Items from a dataset
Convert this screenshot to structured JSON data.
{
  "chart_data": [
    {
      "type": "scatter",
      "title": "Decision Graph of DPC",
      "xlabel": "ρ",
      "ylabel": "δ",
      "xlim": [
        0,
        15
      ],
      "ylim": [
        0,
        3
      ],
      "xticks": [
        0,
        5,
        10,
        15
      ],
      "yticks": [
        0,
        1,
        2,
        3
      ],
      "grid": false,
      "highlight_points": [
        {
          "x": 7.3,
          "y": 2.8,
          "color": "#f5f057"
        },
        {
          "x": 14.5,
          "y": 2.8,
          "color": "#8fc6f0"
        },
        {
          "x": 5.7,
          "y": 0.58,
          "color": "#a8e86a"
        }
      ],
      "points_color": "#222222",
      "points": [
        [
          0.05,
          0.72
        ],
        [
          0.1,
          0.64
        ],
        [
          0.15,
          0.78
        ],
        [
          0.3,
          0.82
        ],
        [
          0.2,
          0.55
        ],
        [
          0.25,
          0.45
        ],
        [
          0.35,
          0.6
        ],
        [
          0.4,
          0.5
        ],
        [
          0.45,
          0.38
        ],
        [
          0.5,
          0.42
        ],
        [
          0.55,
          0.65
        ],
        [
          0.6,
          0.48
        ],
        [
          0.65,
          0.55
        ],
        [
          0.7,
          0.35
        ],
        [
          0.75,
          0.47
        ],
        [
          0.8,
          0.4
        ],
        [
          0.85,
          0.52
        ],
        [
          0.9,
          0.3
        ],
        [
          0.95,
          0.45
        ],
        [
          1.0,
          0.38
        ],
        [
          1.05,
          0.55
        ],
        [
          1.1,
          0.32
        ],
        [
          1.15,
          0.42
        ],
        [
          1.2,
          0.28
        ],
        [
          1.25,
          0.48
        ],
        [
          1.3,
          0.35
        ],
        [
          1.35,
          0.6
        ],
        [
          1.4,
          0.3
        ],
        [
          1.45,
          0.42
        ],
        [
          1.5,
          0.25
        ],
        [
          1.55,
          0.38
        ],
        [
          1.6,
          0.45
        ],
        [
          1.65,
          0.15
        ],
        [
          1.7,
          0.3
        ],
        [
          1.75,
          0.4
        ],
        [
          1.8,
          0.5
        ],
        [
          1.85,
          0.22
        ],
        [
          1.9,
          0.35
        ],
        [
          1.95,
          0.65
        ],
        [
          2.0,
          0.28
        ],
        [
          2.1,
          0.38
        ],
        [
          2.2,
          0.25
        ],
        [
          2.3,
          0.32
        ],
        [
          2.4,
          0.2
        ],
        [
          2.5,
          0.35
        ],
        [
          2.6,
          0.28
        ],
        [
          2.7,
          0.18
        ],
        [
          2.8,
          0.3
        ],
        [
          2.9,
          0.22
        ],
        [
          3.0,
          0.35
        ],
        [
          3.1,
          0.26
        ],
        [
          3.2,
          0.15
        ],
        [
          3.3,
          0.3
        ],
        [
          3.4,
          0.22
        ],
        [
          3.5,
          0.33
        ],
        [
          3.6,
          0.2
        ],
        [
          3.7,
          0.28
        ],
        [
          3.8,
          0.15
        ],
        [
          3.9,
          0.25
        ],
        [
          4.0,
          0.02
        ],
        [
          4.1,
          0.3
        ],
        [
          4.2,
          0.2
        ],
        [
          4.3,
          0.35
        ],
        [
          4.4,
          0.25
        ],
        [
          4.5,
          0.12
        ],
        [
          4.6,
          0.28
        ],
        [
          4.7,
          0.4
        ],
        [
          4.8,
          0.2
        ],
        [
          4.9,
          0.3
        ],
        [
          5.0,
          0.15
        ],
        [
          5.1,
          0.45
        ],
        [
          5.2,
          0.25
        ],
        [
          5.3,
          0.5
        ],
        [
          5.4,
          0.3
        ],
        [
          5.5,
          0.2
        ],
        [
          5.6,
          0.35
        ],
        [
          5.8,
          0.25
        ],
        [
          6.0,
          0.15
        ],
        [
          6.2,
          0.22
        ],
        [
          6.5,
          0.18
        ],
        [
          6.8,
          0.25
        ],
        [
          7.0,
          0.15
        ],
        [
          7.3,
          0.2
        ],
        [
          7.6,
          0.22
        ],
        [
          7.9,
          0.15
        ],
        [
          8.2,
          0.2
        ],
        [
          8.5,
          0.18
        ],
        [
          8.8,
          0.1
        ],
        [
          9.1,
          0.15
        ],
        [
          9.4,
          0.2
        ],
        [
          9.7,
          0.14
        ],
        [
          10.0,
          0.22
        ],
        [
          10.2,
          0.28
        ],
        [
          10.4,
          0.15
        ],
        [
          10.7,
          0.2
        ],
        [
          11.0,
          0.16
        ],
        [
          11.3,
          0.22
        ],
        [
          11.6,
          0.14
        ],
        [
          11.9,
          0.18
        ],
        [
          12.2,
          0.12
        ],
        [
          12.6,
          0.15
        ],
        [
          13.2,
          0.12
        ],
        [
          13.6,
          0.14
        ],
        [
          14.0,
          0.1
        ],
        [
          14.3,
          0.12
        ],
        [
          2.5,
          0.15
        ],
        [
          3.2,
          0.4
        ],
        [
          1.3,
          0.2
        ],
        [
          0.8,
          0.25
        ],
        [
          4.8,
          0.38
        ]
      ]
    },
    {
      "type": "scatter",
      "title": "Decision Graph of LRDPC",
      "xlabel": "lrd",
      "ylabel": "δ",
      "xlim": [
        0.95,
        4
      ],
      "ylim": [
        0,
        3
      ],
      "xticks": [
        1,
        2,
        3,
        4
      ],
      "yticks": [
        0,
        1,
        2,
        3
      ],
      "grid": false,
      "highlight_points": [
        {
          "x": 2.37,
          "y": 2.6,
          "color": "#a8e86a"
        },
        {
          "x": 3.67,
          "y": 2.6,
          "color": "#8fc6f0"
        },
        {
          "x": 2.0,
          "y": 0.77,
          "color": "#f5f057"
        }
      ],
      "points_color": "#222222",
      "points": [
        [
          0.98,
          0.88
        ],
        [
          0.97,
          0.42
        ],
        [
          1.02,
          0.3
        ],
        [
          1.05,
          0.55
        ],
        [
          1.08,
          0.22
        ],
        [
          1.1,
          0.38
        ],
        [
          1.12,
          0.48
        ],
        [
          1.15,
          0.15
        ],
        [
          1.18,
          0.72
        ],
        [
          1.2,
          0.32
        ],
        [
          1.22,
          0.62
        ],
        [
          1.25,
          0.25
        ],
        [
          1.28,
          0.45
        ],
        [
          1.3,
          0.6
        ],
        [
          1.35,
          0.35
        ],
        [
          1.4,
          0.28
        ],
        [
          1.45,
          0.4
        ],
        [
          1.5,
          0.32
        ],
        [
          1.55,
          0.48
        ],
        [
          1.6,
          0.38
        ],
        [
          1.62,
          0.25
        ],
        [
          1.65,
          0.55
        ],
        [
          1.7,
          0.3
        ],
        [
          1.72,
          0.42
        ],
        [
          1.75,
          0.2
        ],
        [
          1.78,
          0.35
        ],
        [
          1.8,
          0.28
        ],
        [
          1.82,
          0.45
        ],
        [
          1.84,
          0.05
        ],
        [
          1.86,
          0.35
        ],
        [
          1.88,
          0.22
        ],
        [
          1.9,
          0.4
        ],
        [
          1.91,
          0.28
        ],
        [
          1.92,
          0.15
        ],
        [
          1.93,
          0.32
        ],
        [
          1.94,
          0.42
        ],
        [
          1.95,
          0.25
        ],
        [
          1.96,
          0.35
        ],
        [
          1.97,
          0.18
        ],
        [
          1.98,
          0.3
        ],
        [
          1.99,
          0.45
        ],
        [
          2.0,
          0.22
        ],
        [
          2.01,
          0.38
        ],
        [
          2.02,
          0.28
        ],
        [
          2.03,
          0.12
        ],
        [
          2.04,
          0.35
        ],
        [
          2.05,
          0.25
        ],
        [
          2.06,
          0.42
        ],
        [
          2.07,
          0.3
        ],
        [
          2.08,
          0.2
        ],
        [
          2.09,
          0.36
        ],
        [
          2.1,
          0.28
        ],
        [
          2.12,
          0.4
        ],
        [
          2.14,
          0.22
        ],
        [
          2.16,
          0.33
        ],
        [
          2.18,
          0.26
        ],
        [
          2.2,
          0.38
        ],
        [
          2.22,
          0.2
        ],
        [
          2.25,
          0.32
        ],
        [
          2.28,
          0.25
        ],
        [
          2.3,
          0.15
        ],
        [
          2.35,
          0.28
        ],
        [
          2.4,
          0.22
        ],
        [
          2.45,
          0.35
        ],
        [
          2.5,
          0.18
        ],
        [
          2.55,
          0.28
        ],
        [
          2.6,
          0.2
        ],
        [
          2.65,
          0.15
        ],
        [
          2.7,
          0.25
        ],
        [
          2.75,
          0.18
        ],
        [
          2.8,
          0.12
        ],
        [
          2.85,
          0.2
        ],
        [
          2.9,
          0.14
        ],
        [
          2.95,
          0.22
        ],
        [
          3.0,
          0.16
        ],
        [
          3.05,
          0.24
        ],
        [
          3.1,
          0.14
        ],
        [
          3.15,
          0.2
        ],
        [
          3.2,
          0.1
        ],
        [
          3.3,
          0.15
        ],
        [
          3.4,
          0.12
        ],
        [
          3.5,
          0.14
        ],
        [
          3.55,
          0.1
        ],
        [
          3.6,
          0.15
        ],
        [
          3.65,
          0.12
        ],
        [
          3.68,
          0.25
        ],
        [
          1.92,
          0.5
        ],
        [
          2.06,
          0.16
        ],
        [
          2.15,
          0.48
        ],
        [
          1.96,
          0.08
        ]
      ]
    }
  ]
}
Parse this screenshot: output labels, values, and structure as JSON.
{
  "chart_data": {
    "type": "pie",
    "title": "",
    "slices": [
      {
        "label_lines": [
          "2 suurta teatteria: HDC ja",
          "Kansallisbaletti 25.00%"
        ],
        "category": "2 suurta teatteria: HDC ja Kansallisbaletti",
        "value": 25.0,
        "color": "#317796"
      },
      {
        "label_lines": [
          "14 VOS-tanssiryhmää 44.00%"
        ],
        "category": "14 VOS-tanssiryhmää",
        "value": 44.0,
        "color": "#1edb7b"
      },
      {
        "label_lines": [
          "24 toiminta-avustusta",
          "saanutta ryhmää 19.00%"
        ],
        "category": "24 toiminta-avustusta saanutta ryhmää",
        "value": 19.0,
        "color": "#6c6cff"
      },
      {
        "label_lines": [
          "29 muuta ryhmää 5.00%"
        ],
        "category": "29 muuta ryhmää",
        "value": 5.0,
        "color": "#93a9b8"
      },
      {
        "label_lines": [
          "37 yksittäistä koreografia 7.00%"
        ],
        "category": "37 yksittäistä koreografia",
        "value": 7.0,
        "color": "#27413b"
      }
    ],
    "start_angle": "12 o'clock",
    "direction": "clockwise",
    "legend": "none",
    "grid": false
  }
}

WORK TO DO: Copy every line above in which the string "toiminta" shows up.

RESULT FOR THIS EXERCISE:
          "24 toiminta-avustusta",
        "category": "24 toiminta-avustusta saanutta ryhmää",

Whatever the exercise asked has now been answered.